Provided data
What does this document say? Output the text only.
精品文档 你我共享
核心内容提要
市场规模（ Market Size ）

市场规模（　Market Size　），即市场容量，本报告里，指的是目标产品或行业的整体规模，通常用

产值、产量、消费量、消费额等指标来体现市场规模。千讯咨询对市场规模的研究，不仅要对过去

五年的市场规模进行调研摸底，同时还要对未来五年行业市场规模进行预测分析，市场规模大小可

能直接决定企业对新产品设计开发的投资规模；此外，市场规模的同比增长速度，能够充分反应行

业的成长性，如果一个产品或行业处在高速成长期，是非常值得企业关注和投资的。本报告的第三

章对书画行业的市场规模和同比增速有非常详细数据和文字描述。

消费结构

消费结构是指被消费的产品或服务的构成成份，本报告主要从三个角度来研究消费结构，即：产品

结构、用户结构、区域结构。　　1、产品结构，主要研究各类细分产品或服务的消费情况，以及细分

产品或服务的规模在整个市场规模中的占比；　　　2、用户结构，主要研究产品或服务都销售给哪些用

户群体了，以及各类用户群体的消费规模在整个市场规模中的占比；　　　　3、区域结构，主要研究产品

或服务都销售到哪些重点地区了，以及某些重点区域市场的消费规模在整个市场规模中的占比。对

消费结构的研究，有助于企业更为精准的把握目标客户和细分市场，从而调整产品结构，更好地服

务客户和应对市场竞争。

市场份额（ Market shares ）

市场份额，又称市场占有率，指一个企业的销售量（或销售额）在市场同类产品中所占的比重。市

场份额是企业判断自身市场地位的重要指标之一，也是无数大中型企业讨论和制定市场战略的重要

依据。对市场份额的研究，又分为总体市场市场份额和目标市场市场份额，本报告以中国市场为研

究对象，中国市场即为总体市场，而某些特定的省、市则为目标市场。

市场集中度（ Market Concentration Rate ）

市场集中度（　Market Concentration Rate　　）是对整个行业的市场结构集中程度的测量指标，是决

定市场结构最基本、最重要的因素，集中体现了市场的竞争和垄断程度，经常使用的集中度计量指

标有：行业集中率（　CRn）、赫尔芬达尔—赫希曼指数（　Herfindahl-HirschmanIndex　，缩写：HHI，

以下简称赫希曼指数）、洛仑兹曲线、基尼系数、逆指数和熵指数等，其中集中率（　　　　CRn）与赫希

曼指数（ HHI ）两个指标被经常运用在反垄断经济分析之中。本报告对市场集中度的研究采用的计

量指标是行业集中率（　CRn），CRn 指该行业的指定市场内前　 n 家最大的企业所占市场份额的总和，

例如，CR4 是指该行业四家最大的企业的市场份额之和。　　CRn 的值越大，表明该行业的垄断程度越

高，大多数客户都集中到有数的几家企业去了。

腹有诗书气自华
==
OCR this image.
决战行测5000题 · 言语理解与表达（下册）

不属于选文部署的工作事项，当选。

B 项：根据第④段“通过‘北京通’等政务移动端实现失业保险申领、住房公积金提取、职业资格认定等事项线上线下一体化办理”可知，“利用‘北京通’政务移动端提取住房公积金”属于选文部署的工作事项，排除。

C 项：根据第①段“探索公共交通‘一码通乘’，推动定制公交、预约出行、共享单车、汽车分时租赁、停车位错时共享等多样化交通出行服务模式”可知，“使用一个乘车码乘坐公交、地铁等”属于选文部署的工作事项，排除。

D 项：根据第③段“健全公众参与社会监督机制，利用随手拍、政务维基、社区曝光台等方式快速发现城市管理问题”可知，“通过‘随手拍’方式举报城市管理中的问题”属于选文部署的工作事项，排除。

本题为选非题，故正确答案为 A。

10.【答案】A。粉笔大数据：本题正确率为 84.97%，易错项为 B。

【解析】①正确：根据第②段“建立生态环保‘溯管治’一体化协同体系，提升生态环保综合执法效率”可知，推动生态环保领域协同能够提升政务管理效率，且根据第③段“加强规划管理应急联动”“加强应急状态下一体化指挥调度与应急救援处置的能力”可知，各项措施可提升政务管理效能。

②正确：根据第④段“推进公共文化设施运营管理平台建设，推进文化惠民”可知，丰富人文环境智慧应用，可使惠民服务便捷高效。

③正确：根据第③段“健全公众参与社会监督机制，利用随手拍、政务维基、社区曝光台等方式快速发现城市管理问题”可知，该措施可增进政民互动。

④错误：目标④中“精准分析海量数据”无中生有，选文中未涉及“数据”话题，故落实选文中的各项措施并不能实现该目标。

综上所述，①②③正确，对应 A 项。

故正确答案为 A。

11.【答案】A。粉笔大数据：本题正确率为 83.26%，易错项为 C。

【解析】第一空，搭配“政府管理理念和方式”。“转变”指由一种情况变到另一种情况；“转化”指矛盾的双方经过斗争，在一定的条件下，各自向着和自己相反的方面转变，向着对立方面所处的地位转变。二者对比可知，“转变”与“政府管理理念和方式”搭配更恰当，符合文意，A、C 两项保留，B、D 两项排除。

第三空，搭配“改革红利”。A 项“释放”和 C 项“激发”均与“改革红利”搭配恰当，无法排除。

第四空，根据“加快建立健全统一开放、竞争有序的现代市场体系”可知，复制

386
==
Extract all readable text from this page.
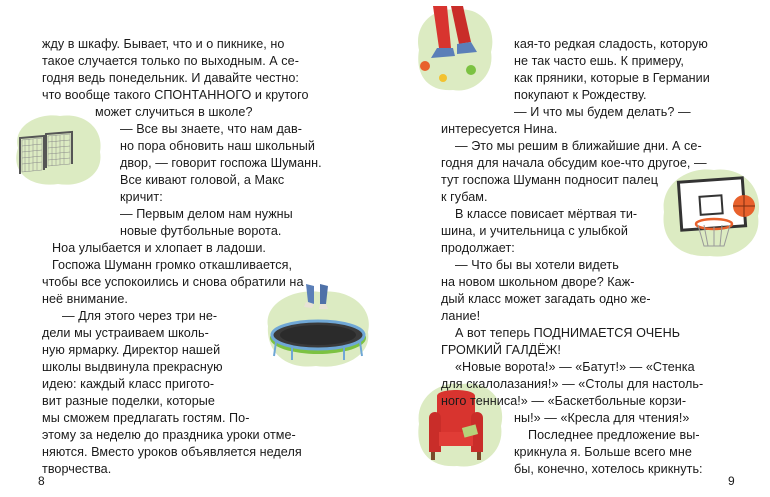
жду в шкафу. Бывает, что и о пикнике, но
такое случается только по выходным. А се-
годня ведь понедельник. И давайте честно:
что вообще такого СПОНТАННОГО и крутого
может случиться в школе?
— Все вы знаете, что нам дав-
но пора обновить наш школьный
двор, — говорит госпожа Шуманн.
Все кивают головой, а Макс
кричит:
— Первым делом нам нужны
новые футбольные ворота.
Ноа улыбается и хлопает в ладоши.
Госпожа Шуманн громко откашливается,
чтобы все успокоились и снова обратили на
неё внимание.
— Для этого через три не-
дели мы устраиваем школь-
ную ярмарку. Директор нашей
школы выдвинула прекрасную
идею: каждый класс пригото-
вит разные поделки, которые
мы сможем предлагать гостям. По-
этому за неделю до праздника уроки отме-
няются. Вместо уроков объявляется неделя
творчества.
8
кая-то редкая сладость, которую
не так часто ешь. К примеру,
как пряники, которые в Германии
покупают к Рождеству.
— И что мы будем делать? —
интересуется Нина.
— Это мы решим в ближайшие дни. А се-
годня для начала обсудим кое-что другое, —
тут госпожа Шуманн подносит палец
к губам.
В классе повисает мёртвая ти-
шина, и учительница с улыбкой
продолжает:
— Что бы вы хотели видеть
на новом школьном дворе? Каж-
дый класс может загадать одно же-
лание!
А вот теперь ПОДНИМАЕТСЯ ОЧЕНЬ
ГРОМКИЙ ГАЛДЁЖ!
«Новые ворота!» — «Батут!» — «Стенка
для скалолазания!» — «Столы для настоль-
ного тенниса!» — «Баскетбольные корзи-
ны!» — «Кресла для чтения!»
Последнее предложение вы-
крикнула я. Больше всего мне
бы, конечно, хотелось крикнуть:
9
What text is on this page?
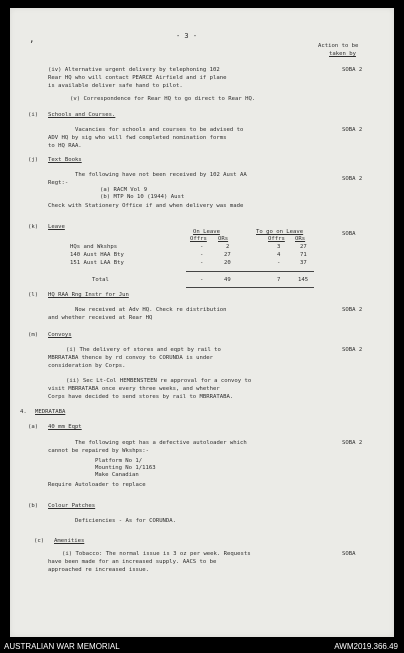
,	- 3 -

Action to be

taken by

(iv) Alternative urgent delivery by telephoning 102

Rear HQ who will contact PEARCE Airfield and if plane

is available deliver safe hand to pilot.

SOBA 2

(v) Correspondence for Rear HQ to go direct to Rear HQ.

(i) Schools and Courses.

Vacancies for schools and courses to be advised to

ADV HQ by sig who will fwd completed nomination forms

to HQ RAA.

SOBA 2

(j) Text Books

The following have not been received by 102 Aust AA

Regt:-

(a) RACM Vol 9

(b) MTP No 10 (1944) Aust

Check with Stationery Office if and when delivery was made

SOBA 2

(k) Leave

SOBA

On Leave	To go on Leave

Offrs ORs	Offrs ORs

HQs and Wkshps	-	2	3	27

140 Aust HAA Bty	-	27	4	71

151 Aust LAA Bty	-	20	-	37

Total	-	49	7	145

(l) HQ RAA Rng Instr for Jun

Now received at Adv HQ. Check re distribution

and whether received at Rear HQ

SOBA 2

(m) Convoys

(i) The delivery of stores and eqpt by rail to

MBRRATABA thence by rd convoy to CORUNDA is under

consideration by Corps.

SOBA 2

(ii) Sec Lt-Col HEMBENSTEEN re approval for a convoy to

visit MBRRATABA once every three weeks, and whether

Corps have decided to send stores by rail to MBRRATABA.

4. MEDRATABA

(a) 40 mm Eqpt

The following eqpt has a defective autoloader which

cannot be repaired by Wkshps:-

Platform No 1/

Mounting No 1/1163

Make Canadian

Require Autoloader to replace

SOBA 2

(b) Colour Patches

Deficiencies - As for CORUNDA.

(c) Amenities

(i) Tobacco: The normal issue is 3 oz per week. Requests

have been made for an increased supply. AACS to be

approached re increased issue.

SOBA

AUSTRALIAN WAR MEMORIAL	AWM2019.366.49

Objective
Search the data for the word "может" and copy each line where it appears.

Complete answer
может случиться в школе?
дый класс может загадать одно же-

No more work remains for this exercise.